§ **EXERCISE**
Print all of the lines exactly. Any picture among them stays out.

§ **INPUT ROWS**

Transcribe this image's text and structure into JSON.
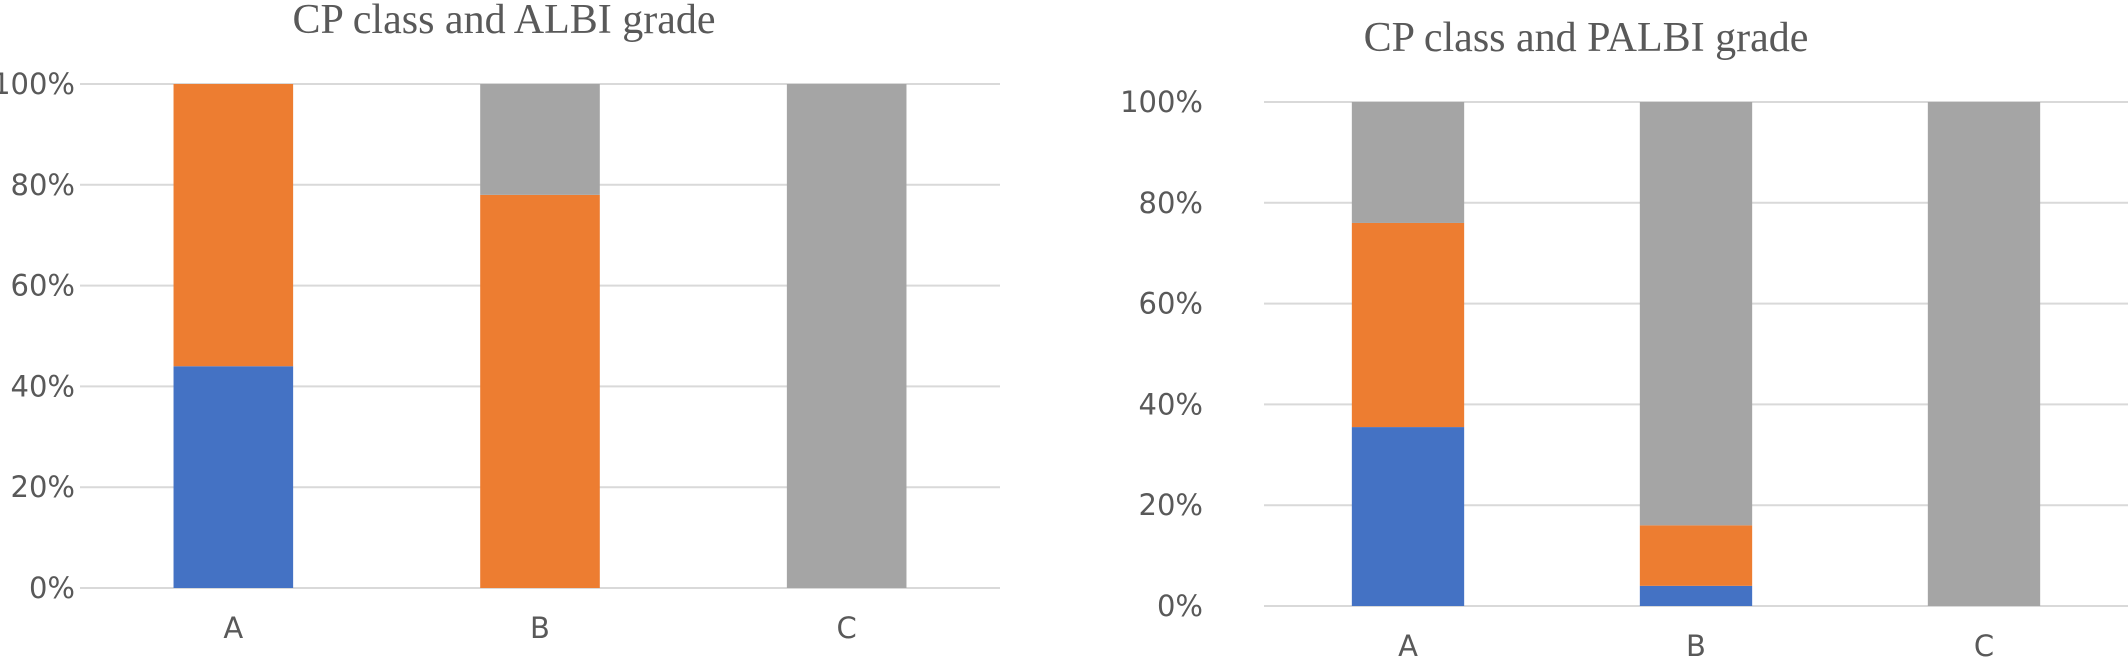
{
  "chart_data": [
    {
      "type": "bar",
      "stacked": true,
      "title": "CP class and ALBI grade",
      "categories": [
        "A",
        "B",
        "C"
      ],
      "series": [
        {
          "color": "#4472c4",
          "values": [
            44,
            0,
            0
          ]
        },
        {
          "color": "#ed7d31",
          "values": [
            56,
            78,
            0
          ]
        },
        {
          "color": "#a5a5a5",
          "values": [
            0,
            22,
            100
          ]
        }
      ],
      "ylim": [
        0,
        100
      ],
      "yticks": [
        "0%",
        "20%",
        "40%",
        "60%",
        "80%",
        "100%"
      ],
      "grid": true,
      "legend": "none"
    },
    {
      "type": "bar",
      "stacked": true,
      "title": "CP class and PALBI grade",
      "categories": [
        "A",
        "B",
        "C"
      ],
      "series": [
        {
          "color": "#4472c4",
          "values": [
            35.5,
            4,
            0
          ]
        },
        {
          "color": "#ed7d31",
          "values": [
            40.5,
            12,
            0
          ]
        },
        {
          "color": "#a5a5a5",
          "values": [
            24,
            84,
            100
          ]
        }
      ],
      "ylim": [
        0,
        100
      ],
      "yticks": [
        "0%",
        "20%",
        "40%",
        "60%",
        "80%",
        "100%"
      ],
      "grid": true,
      "legend": "none"
    }
  ]
}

§ **THE ANSWER**
Transcribe this image's text and structure into JSON.
{
  "chart_data": [
    {
      "type": "bar",
      "stacked": true,
      "title": "CP class and ALBI grade",
      "categories": [
        "A",
        "B",
        "C"
      ],
      "series": [
        {
          "color": "#4472c4",
          "values": [
            44,
            0,
            0
          ]
        },
        {
          "color": "#ed7d31",
          "values": [
            56,
            78,
            0
          ]
        },
        {
          "color": "#a5a5a5",
          "values": [
            0,
            22,
            100
          ]
        }
      ],
      "ylim": [
        0,
        100
      ],
      "yticks": [
        "0%",
        "20%",
        "40%",
        "60%",
        "80%",
        "100%"
      ],
      "grid": true,
      "legend": "none"
    },
    {
      "type": "bar",
      "stacked": true,
      "title": "CP class and PALBI grade",
      "categories": [
        "A",
        "B",
        "C"
      ],
      "series": [
        {
          "color": "#4472c4",
          "values": [
            35.5,
            4,
            0
          ]
        },
        {
          "color": "#ed7d31",
          "values": [
            40.5,
            12,
            0
          ]
        },
        {
          "color": "#a5a5a5",
          "values": [
            24,
            84,
            100
          ]
        }
      ],
      "ylim": [
        0,
        100
      ],
      "yticks": [
        "0%",
        "20%",
        "40%",
        "60%",
        "80%",
        "100%"
      ],
      "grid": true,
      "legend": "none"
    }
  ]
}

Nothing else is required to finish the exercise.